-- START OF STORED RECORDS --

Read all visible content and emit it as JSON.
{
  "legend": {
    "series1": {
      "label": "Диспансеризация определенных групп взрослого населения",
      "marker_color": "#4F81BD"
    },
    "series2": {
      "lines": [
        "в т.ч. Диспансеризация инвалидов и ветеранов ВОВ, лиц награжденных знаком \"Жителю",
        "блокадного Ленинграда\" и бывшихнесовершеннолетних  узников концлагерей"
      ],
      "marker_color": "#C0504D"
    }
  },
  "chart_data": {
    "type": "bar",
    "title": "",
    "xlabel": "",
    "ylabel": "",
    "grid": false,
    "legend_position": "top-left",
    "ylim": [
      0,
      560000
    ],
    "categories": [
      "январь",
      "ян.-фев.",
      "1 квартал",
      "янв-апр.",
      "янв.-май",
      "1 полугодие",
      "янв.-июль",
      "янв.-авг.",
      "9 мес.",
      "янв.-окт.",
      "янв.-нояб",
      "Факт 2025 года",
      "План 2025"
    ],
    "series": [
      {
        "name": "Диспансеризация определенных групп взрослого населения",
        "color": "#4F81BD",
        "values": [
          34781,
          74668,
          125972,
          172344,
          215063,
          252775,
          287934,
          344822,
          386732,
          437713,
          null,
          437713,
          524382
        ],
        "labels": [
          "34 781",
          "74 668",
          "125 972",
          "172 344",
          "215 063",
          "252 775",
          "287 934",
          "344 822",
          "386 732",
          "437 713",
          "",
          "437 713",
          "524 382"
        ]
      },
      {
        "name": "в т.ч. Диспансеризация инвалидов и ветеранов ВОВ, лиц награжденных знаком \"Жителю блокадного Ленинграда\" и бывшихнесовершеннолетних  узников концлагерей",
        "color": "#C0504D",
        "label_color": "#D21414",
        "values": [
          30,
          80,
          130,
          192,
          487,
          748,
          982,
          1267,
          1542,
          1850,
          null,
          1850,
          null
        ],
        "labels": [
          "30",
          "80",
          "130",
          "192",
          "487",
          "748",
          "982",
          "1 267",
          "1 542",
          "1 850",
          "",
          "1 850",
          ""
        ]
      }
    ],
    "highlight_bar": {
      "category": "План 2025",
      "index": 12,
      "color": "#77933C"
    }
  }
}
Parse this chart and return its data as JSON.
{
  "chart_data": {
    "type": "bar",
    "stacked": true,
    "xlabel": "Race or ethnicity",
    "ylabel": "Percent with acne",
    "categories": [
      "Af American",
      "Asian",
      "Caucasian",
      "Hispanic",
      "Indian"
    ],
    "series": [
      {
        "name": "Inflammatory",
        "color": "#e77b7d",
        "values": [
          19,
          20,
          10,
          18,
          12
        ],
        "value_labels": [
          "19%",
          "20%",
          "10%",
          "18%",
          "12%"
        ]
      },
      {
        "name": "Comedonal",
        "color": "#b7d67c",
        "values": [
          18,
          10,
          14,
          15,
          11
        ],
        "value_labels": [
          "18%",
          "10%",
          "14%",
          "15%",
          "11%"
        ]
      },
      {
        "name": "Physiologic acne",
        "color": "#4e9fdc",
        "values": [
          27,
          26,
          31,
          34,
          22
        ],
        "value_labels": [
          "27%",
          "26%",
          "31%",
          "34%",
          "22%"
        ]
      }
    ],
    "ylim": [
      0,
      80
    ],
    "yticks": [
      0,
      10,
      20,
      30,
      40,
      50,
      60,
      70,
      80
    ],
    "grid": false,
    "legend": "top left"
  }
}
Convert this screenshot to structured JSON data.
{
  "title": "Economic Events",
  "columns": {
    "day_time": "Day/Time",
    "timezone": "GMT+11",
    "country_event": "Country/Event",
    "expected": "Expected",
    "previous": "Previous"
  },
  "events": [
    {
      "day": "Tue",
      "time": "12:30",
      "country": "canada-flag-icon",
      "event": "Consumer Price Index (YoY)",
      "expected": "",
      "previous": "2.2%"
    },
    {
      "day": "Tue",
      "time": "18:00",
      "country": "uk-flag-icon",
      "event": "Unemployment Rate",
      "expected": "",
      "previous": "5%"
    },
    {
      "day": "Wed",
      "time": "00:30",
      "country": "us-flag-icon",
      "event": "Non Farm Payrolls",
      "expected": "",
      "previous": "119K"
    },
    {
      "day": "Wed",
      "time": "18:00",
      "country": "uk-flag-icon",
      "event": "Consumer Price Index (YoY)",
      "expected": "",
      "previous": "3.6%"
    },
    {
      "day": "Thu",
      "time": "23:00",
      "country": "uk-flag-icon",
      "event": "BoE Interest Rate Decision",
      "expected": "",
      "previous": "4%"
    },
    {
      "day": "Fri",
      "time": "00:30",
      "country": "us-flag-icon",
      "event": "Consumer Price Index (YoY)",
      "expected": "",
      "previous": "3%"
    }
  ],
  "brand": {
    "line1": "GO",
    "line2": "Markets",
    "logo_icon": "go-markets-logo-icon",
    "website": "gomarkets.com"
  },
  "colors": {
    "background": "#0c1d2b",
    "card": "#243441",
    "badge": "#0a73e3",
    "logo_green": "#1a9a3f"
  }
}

-- END OF STORED RECORDS --

**TASK TO CARRY OUT**
Write out every record verbatim.

**RIGHT ANSWER**
Read all visible content and emit it as JSON.
{
  "legend": {
    "series1": {
      "label": "Диспансеризация определенных групп взрослого населения",
      "marker_color": "#4F81BD"
    },
    "series2": {
      "lines": [
        "в т.ч. Диспансеризация инвалидов и ветеранов ВОВ, лиц награжденных знаком \"Жителю",
        "блокадного Ленинграда\" и бывшихнесовершеннолетних  узников концлагерей"
      ],
      "marker_color": "#C0504D"
    }
  },
  "chart_data": {
    "type": "bar",
    "title": "",
    "xlabel": "",
    "ylabel": "",
    "grid": false,
    "legend_position": "top-left",
    "ylim": [
      0,
      560000
    ],
    "categories": [
      "январь",
      "ян.-фев.",
      "1 квартал",
      "янв-апр.",
      "янв.-май",
      "1 полугодие",
      "янв.-июль",
      "янв.-авг.",
      "9 мес.",
      "янв.-окт.",
      "янв.-нояб",
      "Факт 2025 года",
      "План 2025"
    ],
    "series": [
      {
        "name": "Диспансеризация определенных групп взрослого населения",
        "color": "#4F81BD",
        "values": [
          34781,
          74668,
          125972,
          172344,
          215063,
          252775,
          287934,
          344822,
          386732,
          437713,
          null,
          437713,
          524382
        ],
        "labels": [
          "34 781",
          "74 668",
          "125 972",
          "172 344",
          "215 063",
          "252 775",
          "287 934",
          "344 822",
          "386 732",
          "437 713",
          "",
          "437 713",
          "524 382"
        ]
      },
      {
        "name": "в т.ч. Диспансеризация инвалидов и ветеранов ВОВ, лиц награжденных знаком \"Жителю блокадного Ленинграда\" и бывшихнесовершеннолетних  узников концлагерей",
        "color": "#C0504D",
        "label_color": "#D21414",
        "values": [
          30,
          80,
          130,
          192,
          487,
          748,
          982,
          1267,
          1542,
          1850,
          null,
          1850,
          null
        ],
        "labels": [
          "30",
          "80",
          "130",
          "192",
          "487",
          "748",
          "982",
          "1 267",
          "1 542",
          "1 850",
          "",
          "1 850",
          ""
        ]
      }
    ],
    "highlight_bar": {
      "category": "План 2025",
      "index": 12,
      "color": "#77933C"
    }
  }
}
Parse this chart and return its data as JSON.
{
  "chart_data": {
    "type": "bar",
    "stacked": true,
    "xlabel": "Race or ethnicity",
    "ylabel": "Percent with acne",
    "categories": [
      "Af American",
      "Asian",
      "Caucasian",
      "Hispanic",
      "Indian"
    ],
    "series": [
      {
        "name": "Inflammatory",
        "color": "#e77b7d",
        "values": [
          19,
          20,
          10,
          18,
          12
        ],
        "value_labels": [
          "19%",
          "20%",
          "10%",
          "18%",
          "12%"
        ]
      },
      {
        "name": "Comedonal",
        "color": "#b7d67c",
        "values": [
          18,
          10,
          14,
          15,
          11
        ],
        "value_labels": [
          "18%",
          "10%",
          "14%",
          "15%",
          "11%"
        ]
      },
      {
        "name": "Physiologic acne",
        "color": "#4e9fdc",
        "values": [
          27,
          26,
          31,
          34,
          22
        ],
        "value_labels": [
          "27%",
          "26%",
          "31%",
          "34%",
          "22%"
        ]
      }
    ],
    "ylim": [
      0,
      80
    ],
    "yticks": [
      0,
      10,
      20,
      30,
      40,
      50,
      60,
      70,
      80
    ],
    "grid": false,
    "legend": "top left"
  }
}
Convert this screenshot to structured JSON data.
{
  "title": "Economic Events",
  "columns": {
    "day_time": "Day/Time",
    "timezone": "GMT+11",
    "country_event": "Country/Event",
    "expected": "Expected",
    "previous": "Previous"
  },
  "events": [
    {
      "day": "Tue",
      "time": "12:30",
      "country": "canada-flag-icon",
      "event": "Consumer Price Index (YoY)",
      "expected": "",
      "previous": "2.2%"
    },
    {
      "day": "Tue",
      "time": "18:00",
      "country": "uk-flag-icon",
      "event": "Unemployment Rate",
      "expected": "",
      "previous": "5%"
    },
    {
      "day": "Wed",
      "time": "00:30",
      "country": "us-flag-icon",
      "event": "Non Farm Payrolls",
      "expected": "",
      "previous": "119K"
    },
    {
      "day": "Wed",
      "time": "18:00",
      "country": "uk-flag-icon",
      "event": "Consumer Price Index (YoY)",
      "expected": "",
      "previous": "3.6%"
    },
    {
      "day": "Thu",
      "time": "23:00",
      "country": "uk-flag-icon",
      "event": "BoE Interest Rate Decision",
      "expected": "",
      "previous": "4%"
    },
    {
      "day": "Fri",
      "time": "00:30",
      "country": "us-flag-icon",
      "event": "Consumer Price Index (YoY)",
      "expected": "",
      "previous": "3%"
    }
  ],
  "brand": {
    "line1": "GO",
    "line2": "Markets",
    "logo_icon": "go-markets-logo-icon",
    "website": "gomarkets.com"
  },
  "colors": {
    "background": "#0c1d2b",
    "card": "#243441",
    "badge": "#0a73e3",
    "logo_green": "#1a9a3f"
  }
}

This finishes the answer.